▶ [Available records]
⟨

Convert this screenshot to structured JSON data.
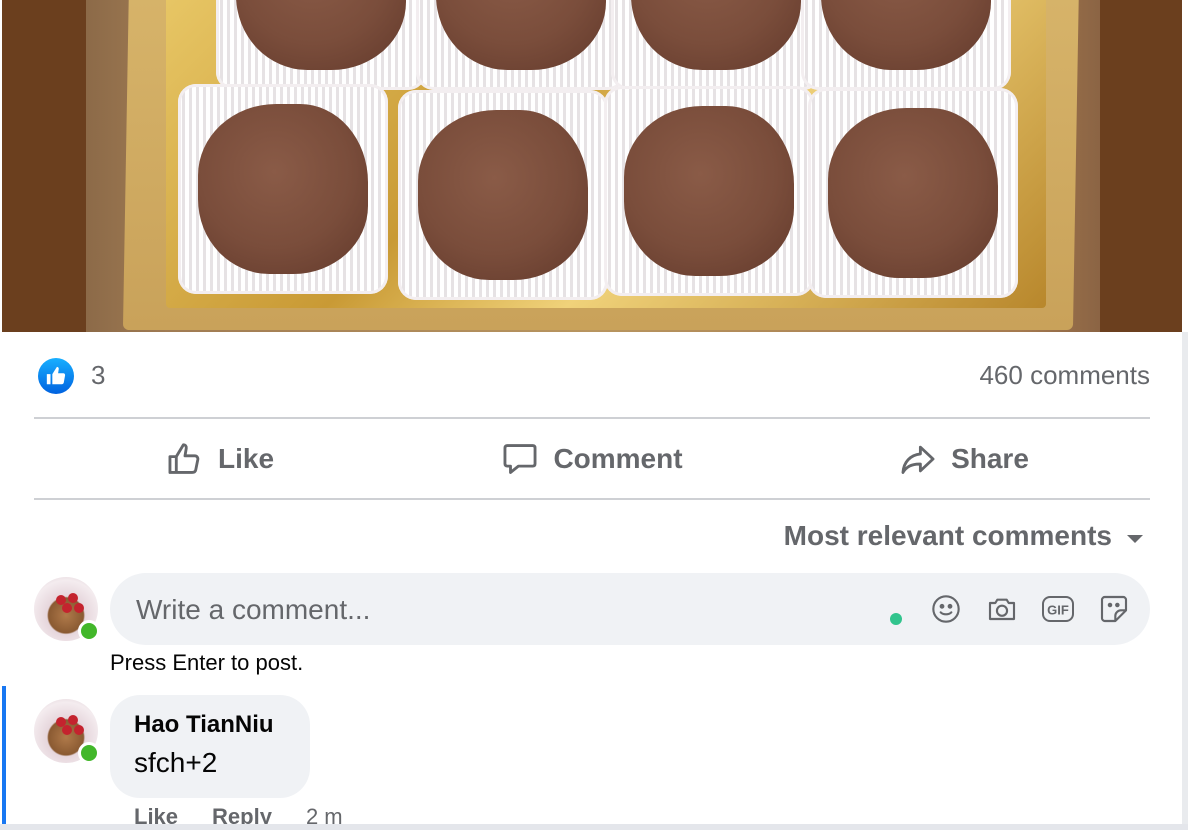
{
  "post": {
    "photo_icon": "chocolate-truffles-photo",
    "reactions": {
      "icon": "like-reaction-icon",
      "count": "3"
    },
    "comments_count": "460 comments"
  },
  "actions": {
    "like_label": "Like",
    "comment_label": "Comment",
    "share_label": "Share"
  },
  "sort": {
    "label": "Most relevant comments",
    "icon": "caret-down-icon"
  },
  "composer": {
    "placeholder": "Write a comment...",
    "hint": "Press Enter to post.",
    "tools": [
      "emoji-icon",
      "camera-icon",
      "gif-icon",
      "sticker-icon"
    ]
  },
  "comments": [
    {
      "author": "Hao TianNiu",
      "text": "sfch+2",
      "like_label": "Like",
      "reply_label": "Reply",
      "time": "2 m"
    }
  ],
  "colors": {
    "accent": "#1877f2",
    "secondary_text": "#65676b",
    "bubble_bg": "#f0f2f5",
    "online": "#42b72a"
  }
}
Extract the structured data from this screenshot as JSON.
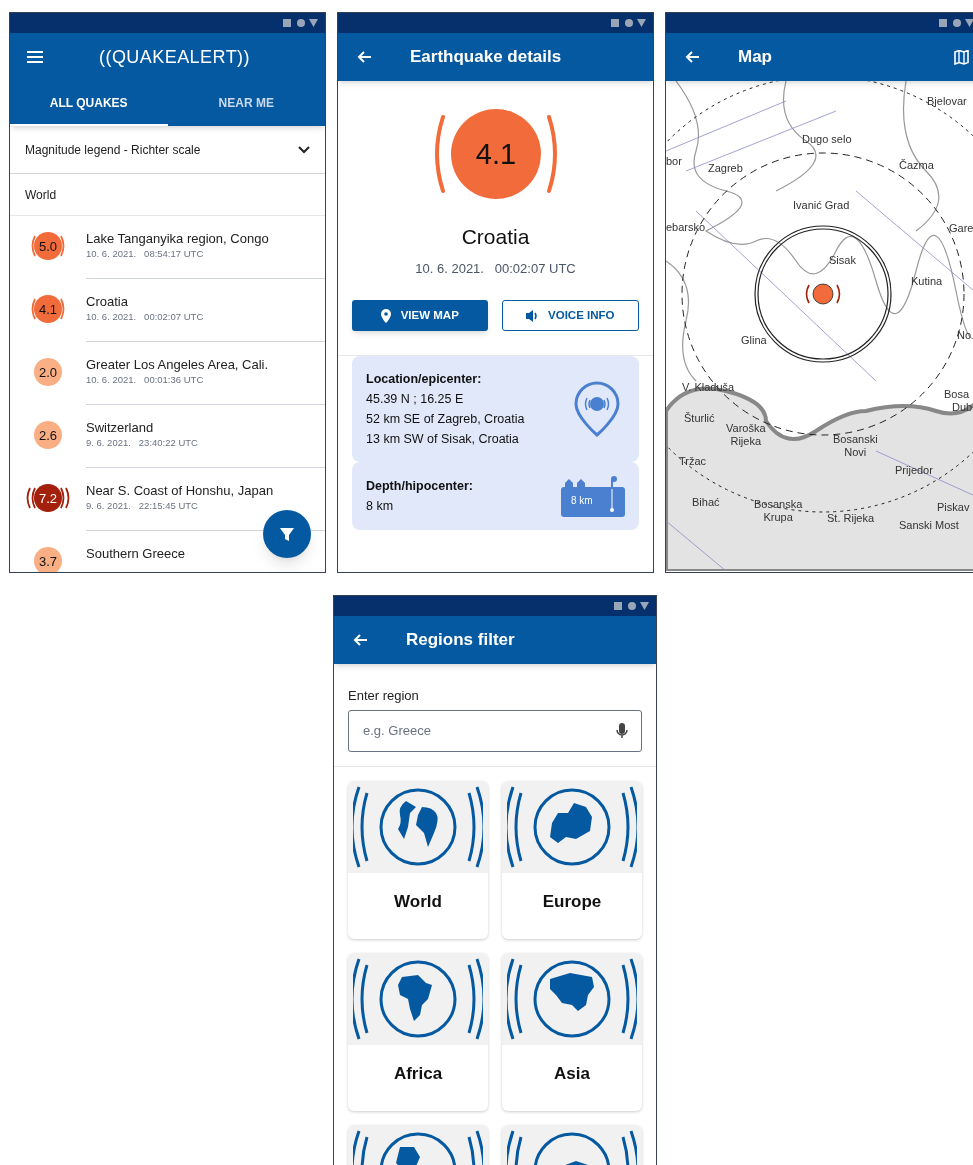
{
  "list_screen": {
    "logo": "((QUAKEALERT))",
    "tabs": [
      {
        "label": "ALL QUAKES",
        "selected": true
      },
      {
        "label": "NEAR ME",
        "selected": false
      }
    ],
    "legend": {
      "label": "Magnitude legend - Richter scale",
      "expanded": false
    },
    "region": "World",
    "quakes": [
      {
        "magnitude": "5.0",
        "kind": "moderate",
        "color": "#f26b3a",
        "place": "Lake Tanganyika region, Congo",
        "time": "10. 6. 2021.   08:54:17 UTC"
      },
      {
        "magnitude": "4.1",
        "kind": "moderate",
        "color": "#f26b3a",
        "place": "Croatia",
        "time": "10. 6. 2021.   00:02:07 UTC"
      },
      {
        "magnitude": "2.0",
        "kind": "minor",
        "color": "#f9ae84",
        "place": "Greater Los Angeles Area, Cali.",
        "time": "10. 6. 2021.   00:01:36 UTC"
      },
      {
        "magnitude": "2.6",
        "kind": "minor",
        "color": "#f9ae84",
        "place": "Switzerland",
        "time": "9. 6. 2021.   23:40:22 UTC"
      },
      {
        "magnitude": "7.2",
        "kind": "major",
        "color": "#a3200c",
        "place": "Near S. Coast of Honshu, Japan",
        "time": "9. 6. 2021.   22:15:45 UTC"
      },
      {
        "magnitude": "3.7",
        "kind": "minor",
        "color": "#f9ae84",
        "place": "Southern Greece"
      }
    ]
  },
  "details_screen": {
    "title": "Earthquake details",
    "magnitude": "4.1",
    "color": "#f26b3a",
    "place": "Croatia",
    "time": "10. 6. 2021.   00:02:07 UTC",
    "buttons": [
      {
        "label": "VIEW MAP",
        "kind": "primary"
      },
      {
        "label": "VOICE INFO",
        "kind": "outline"
      }
    ],
    "cards": [
      {
        "kind": "location",
        "heading": "Location/epicenter:",
        "lines": [
          "45.39 N ; 16.25 E",
          "52 km SE of Zagreb, Croatia",
          "13 km SW of Sisak, Croatia"
        ]
      },
      {
        "kind": "depth",
        "heading": "Depth/hipocenter:",
        "lines": [
          "8 km"
        ],
        "icon_text": "8 km"
      }
    ]
  },
  "map_screen": {
    "title": "Map",
    "labels": [
      "Bjelovar",
      "Dugo selo",
      "bor",
      "Zagreb",
      "Čazma",
      "Ivanić Grad",
      "ebarsko",
      "Gare",
      "Sisak",
      "Kutina",
      "Glina",
      "No",
      "V. Kladuša",
      "Bosa",
      "Dub",
      "Šturlić",
      "Varoška\nRijeka",
      "Bosanski\nNovi",
      "Tržac",
      "Prijedor",
      "Bihać",
      "Bosanska\nKrupa",
      "St. Rijeka",
      "Piskav",
      "Sanski Most"
    ]
  },
  "regions_screen": {
    "title": "Regions filter",
    "field_label": "Enter region",
    "placeholder": "e.g. Greece",
    "regions": [
      {
        "label": "World",
        "kind": "world"
      },
      {
        "label": "Europe",
        "kind": "europe"
      },
      {
        "label": "Africa",
        "kind": "africa"
      },
      {
        "label": "Asia",
        "kind": "asia"
      },
      {
        "kind": "americas"
      },
      {
        "kind": "oceania"
      }
    ]
  }
}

⟩

▶ [Requirements] List the lines of the entries that include "this".

▶ [Answer for the task]
Convert this screenshot to structured JSON data.
Extract the structured data from this screenshot as JSON.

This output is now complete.